Requirement: Output every line of the data exactly as it appears.

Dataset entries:
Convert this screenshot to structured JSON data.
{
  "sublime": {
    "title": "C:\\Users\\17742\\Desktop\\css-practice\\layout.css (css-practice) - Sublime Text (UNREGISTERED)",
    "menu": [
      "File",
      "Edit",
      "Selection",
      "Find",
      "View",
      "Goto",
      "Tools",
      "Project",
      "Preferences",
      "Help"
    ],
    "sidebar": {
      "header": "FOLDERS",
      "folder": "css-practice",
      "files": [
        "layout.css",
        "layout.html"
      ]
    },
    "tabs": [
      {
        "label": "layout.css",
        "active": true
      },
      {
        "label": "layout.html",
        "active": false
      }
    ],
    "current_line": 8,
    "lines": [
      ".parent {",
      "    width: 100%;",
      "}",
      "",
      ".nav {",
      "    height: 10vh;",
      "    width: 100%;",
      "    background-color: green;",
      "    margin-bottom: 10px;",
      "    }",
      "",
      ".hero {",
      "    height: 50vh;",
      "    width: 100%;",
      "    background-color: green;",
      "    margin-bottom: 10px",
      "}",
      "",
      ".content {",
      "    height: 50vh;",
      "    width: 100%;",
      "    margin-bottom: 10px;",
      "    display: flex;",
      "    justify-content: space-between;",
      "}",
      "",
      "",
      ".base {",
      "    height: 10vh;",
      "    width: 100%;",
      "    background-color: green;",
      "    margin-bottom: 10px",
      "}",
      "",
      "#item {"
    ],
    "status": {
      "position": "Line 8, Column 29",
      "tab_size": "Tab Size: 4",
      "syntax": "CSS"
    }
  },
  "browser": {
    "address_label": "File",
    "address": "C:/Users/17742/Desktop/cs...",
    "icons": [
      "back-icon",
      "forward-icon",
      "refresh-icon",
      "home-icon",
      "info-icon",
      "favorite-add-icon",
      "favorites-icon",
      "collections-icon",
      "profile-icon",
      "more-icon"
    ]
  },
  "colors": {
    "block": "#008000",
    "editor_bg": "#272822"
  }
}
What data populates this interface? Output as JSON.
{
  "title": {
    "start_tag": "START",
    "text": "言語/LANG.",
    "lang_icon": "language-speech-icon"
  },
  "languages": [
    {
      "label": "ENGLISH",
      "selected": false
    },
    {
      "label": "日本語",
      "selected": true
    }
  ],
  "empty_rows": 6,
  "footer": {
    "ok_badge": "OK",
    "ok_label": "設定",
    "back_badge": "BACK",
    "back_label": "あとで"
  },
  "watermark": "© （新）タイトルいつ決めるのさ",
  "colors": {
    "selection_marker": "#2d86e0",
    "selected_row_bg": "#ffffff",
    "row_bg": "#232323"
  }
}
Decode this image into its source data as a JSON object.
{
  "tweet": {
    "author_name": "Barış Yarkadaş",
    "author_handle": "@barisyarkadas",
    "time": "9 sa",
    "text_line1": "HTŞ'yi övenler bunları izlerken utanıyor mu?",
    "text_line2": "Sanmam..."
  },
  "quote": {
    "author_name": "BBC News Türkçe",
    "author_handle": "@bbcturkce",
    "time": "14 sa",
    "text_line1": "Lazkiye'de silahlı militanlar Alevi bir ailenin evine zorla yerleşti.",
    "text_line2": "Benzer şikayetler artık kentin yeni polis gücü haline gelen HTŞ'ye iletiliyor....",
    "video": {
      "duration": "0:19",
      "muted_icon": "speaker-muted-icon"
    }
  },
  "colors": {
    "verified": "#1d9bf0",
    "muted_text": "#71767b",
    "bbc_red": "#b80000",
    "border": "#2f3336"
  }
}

Output for this exercise:
Convert this screenshot to structured JSON data.
{
  "sublime": {
    "title": "C:\\Users\\17742\\Desktop\\css-practice\\layout.css (css-practice) - Sublime Text (UNREGISTERED)",
    "menu": [
      "File",
      "Edit",
      "Selection",
      "Find",
      "View",
      "Goto",
      "Tools",
      "Project",
      "Preferences",
      "Help"
    ],
    "sidebar": {
      "header": "FOLDERS",
      "folder": "css-practice",
      "files": [
        "layout.css",
        "layout.html"
      ]
    },
    "tabs": [
      {
        "label": "layout.css",
        "active": true
      },
      {
        "label": "layout.html",
        "active": false
      }
    ],
    "current_line": 8,
    "lines": [
      ".parent {",
      "    width: 100%;",
      "}",
      "",
      ".nav {",
      "    height: 10vh;",
      "    width: 100%;",
      "    background-color: green;",
      "    margin-bottom: 10px;",
      "    }",
      "",
      ".hero {",
      "    height: 50vh;",
      "    width: 100%;",
      "    background-color: green;",
      "    margin-bottom: 10px",
      "}",
      "",
      ".content {",
      "    height: 50vh;",
      "    width: 100%;",
      "    margin-bottom: 10px;",
      "    display: flex;",
      "    justify-content: space-between;",
      "}",
      "",
      "",
      ".base {",
      "    height: 10vh;",
      "    width: 100%;",
      "    background-color: green;",
      "    margin-bottom: 10px",
      "}",
      "",
      "#item {"
    ],
    "status": {
      "position": "Line 8, Column 29",
      "tab_size": "Tab Size: 4",
      "syntax": "CSS"
    }
  },
  "browser": {
    "address_label": "File",
    "address": "C:/Users/17742/Desktop/cs...",
    "icons": [
      "back-icon",
      "forward-icon",
      "refresh-icon",
      "home-icon",
      "info-icon",
      "favorite-add-icon",
      "favorites-icon",
      "collections-icon",
      "profile-icon",
      "more-icon"
    ]
  },
  "colors": {
    "block": "#008000",
    "editor_bg": "#272822"
  }
}
What data populates this interface? Output as JSON.
{
  "title": {
    "start_tag": "START",
    "text": "言語/LANG.",
    "lang_icon": "language-speech-icon"
  },
  "languages": [
    {
      "label": "ENGLISH",
      "selected": false
    },
    {
      "label": "日本語",
      "selected": true
    }
  ],
  "empty_rows": 6,
  "footer": {
    "ok_badge": "OK",
    "ok_label": "設定",
    "back_badge": "BACK",
    "back_label": "あとで"
  },
  "watermark": "© （新）タイトルいつ決めるのさ",
  "colors": {
    "selection_marker": "#2d86e0",
    "selected_row_bg": "#ffffff",
    "row_bg": "#232323"
  }
}
Decode this image into its source data as a JSON object.
{
  "tweet": {
    "author_name": "Barış Yarkadaş",
    "author_handle": "@barisyarkadas",
    "time": "9 sa",
    "text_line1": "HTŞ'yi övenler bunları izlerken utanıyor mu?",
    "text_line2": "Sanmam..."
  },
  "quote": {
    "author_name": "BBC News Türkçe",
    "author_handle": "@bbcturkce",
    "time": "14 sa",
    "text_line1": "Lazkiye'de silahlı militanlar Alevi bir ailenin evine zorla yerleşti.",
    "text_line2": "Benzer şikayetler artık kentin yeni polis gücü haline gelen HTŞ'ye iletiliyor....",
    "video": {
      "duration": "0:19",
      "muted_icon": "speaker-muted-icon"
    }
  },
  "colors": {
    "verified": "#1d9bf0",
    "muted_text": "#71767b",
    "bbc_red": "#b80000",
    "border": "#2f3336"
  }
}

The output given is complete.